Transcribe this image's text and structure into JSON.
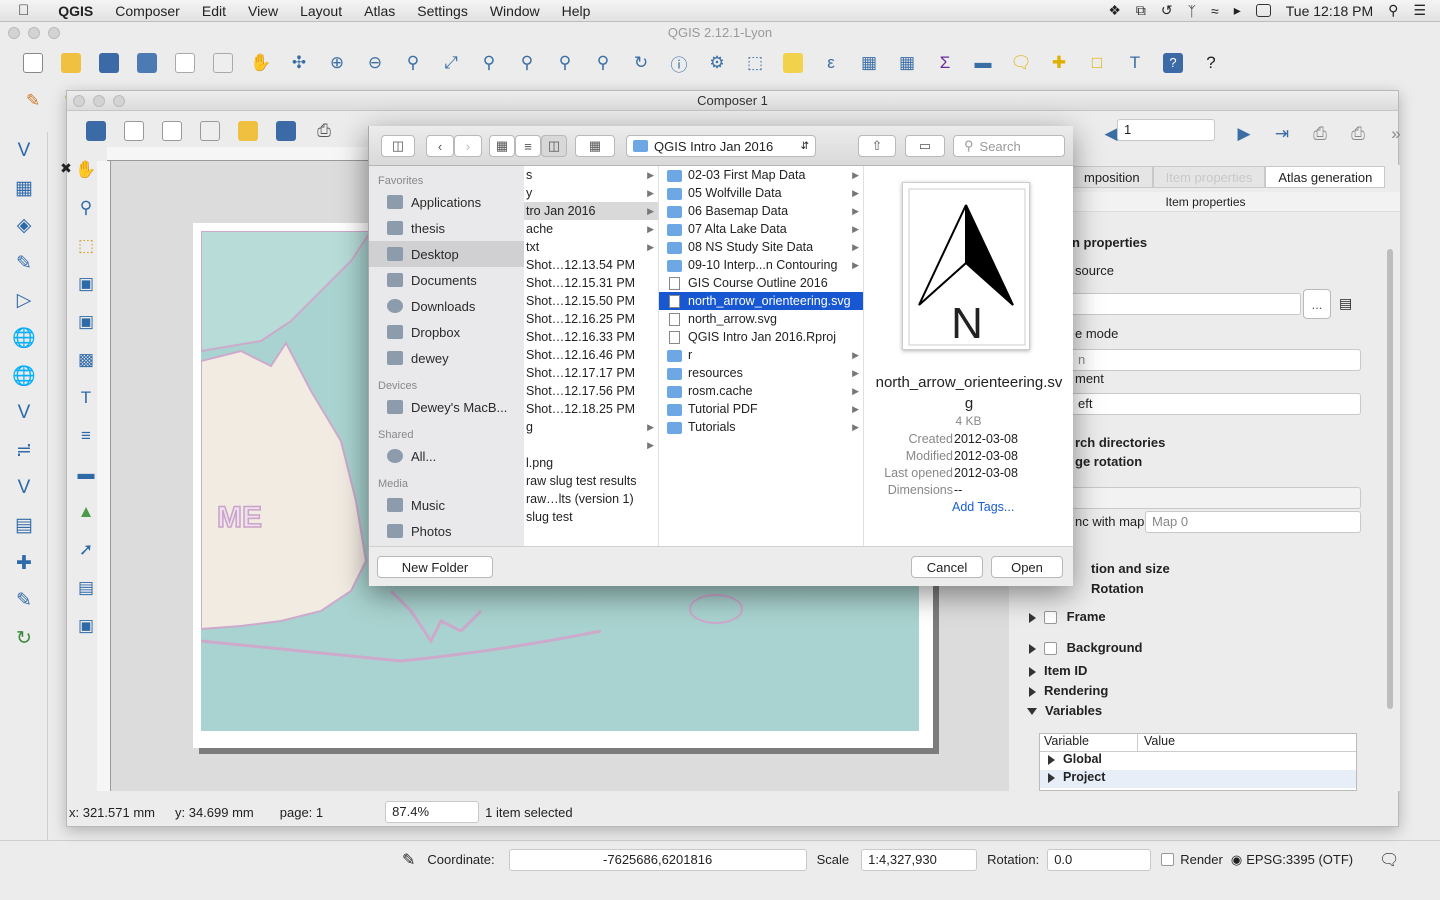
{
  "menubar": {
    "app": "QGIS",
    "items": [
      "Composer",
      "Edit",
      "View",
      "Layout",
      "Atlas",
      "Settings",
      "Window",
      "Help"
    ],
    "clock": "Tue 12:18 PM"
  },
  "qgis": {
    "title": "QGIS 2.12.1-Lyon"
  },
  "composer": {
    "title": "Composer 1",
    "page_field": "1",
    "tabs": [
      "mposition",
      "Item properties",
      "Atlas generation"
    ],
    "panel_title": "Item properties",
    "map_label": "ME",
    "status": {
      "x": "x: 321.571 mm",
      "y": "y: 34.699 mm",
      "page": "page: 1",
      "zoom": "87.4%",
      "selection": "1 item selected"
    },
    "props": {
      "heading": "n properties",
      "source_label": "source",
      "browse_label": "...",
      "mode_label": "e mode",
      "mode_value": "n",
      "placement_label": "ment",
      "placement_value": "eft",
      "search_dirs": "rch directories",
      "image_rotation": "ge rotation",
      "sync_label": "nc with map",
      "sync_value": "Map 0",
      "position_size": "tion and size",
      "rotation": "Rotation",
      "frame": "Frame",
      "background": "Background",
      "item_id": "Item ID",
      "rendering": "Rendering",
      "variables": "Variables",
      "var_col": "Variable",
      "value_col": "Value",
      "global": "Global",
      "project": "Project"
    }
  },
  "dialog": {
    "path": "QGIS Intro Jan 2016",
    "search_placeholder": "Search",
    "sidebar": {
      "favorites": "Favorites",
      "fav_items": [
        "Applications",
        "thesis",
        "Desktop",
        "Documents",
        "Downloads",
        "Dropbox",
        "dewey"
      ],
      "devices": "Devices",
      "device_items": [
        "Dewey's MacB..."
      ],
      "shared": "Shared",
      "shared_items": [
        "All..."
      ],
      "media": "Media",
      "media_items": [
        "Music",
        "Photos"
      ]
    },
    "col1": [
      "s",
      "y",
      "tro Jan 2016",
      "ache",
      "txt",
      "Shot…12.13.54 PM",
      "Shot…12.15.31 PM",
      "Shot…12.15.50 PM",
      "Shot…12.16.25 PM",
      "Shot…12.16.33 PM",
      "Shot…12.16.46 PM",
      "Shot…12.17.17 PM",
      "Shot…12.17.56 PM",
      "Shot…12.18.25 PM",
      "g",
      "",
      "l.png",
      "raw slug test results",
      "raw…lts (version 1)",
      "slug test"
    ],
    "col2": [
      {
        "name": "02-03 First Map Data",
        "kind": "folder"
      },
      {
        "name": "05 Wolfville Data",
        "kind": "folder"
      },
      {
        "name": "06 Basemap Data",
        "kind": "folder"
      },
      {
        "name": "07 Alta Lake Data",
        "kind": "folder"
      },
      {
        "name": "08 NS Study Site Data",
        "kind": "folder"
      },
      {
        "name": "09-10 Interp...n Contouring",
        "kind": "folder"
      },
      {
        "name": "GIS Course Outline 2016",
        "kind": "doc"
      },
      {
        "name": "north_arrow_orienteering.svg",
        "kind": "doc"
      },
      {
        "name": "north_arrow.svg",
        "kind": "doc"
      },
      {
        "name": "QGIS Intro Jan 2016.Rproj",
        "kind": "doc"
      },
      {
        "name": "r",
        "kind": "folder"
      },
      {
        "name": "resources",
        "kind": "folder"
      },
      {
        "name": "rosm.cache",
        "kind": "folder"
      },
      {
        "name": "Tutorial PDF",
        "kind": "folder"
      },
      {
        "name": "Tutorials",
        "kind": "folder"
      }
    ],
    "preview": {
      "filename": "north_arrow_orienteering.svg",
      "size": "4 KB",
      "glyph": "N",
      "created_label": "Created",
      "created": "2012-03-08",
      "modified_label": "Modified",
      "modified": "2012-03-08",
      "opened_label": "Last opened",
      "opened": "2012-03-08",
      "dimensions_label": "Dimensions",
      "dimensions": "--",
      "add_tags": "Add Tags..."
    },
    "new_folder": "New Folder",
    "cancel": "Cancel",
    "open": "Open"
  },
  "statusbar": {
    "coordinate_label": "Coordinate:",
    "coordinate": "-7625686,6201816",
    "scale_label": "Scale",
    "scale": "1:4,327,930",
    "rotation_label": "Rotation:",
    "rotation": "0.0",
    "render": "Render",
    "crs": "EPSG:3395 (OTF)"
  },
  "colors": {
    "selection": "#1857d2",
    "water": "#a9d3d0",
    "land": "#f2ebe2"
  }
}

──────────

Exercise objective
Every line of text is to be repeated exactly; pictures are left out.

Task response
Transcribe this image's text and structure into JSON.
{
  "menubar": {
    "app": "QGIS",
    "items": [
      "Composer",
      "Edit",
      "View",
      "Layout",
      "Atlas",
      "Settings",
      "Window",
      "Help"
    ],
    "clock": "Tue 12:18 PM"
  },
  "qgis": {
    "title": "QGIS 2.12.1-Lyon"
  },
  "composer": {
    "title": "Composer 1",
    "page_field": "1",
    "tabs": [
      "mposition",
      "Item properties",
      "Atlas generation"
    ],
    "panel_title": "Item properties",
    "map_label": "ME",
    "status": {
      "x": "x: 321.571 mm",
      "y": "y: 34.699 mm",
      "page": "page: 1",
      "zoom": "87.4%",
      "selection": "1 item selected"
    },
    "props": {
      "heading": "n properties",
      "source_label": "source",
      "browse_label": "...",
      "mode_label": "e mode",
      "mode_value": "n",
      "placement_label": "ment",
      "placement_value": "eft",
      "search_dirs": "rch directories",
      "image_rotation": "ge rotation",
      "sync_label": "nc with map",
      "sync_value": "Map 0",
      "position_size": "tion and size",
      "rotation": "Rotation",
      "frame": "Frame",
      "background": "Background",
      "item_id": "Item ID",
      "rendering": "Rendering",
      "variables": "Variables",
      "var_col": "Variable",
      "value_col": "Value",
      "global": "Global",
      "project": "Project"
    }
  },
  "dialog": {
    "path": "QGIS Intro Jan 2016",
    "search_placeholder": "Search",
    "sidebar": {
      "favorites": "Favorites",
      "fav_items": [
        "Applications",
        "thesis",
        "Desktop",
        "Documents",
        "Downloads",
        "Dropbox",
        "dewey"
      ],
      "devices": "Devices",
      "device_items": [
        "Dewey's MacB..."
      ],
      "shared": "Shared",
      "shared_items": [
        "All..."
      ],
      "media": "Media",
      "media_items": [
        "Music",
        "Photos"
      ]
    },
    "col1": [
      "s",
      "y",
      "tro Jan 2016",
      "ache",
      "txt",
      "Shot…12.13.54 PM",
      "Shot…12.15.31 PM",
      "Shot…12.15.50 PM",
      "Shot…12.16.25 PM",
      "Shot…12.16.33 PM",
      "Shot…12.16.46 PM",
      "Shot…12.17.17 PM",
      "Shot…12.17.56 PM",
      "Shot…12.18.25 PM",
      "g",
      "",
      "l.png",
      "raw slug test results",
      "raw…lts (version 1)",
      "slug test"
    ],
    "col2": [
      {
        "name": "02-03 First Map Data",
        "kind": "folder"
      },
      {
        "name": "05 Wolfville Data",
        "kind": "folder"
      },
      {
        "name": "06 Basemap Data",
        "kind": "folder"
      },
      {
        "name": "07 Alta Lake Data",
        "kind": "folder"
      },
      {
        "name": "08 NS Study Site Data",
        "kind": "folder"
      },
      {
        "name": "09-10 Interp...n Contouring",
        "kind": "folder"
      },
      {
        "name": "GIS Course Outline 2016",
        "kind": "doc"
      },
      {
        "name": "north_arrow_orienteering.svg",
        "kind": "doc"
      },
      {
        "name": "north_arrow.svg",
        "kind": "doc"
      },
      {
        "name": "QGIS Intro Jan 2016.Rproj",
        "kind": "doc"
      },
      {
        "name": "r",
        "kind": "folder"
      },
      {
        "name": "resources",
        "kind": "folder"
      },
      {
        "name": "rosm.cache",
        "kind": "folder"
      },
      {
        "name": "Tutorial PDF",
        "kind": "folder"
      },
      {
        "name": "Tutorials",
        "kind": "folder"
      }
    ],
    "preview": {
      "filename": "north_arrow_orienteering.svg",
      "size": "4 KB",
      "glyph": "N",
      "created_label": "Created",
      "created": "2012-03-08",
      "modified_label": "Modified",
      "modified": "2012-03-08",
      "opened_label": "Last opened",
      "opened": "2012-03-08",
      "dimensions_label": "Dimensions",
      "dimensions": "--",
      "add_tags": "Add Tags..."
    },
    "new_folder": "New Folder",
    "cancel": "Cancel",
    "open": "Open"
  },
  "statusbar": {
    "coordinate_label": "Coordinate:",
    "coordinate": "-7625686,6201816",
    "scale_label": "Scale",
    "scale": "1:4,327,930",
    "rotation_label": "Rotation:",
    "rotation": "0.0",
    "render": "Render",
    "crs": "EPSG:3395 (OTF)"
  },
  "colors": {
    "selection": "#1857d2",
    "water": "#a9d3d0",
    "land": "#f2ebe2"
  }
}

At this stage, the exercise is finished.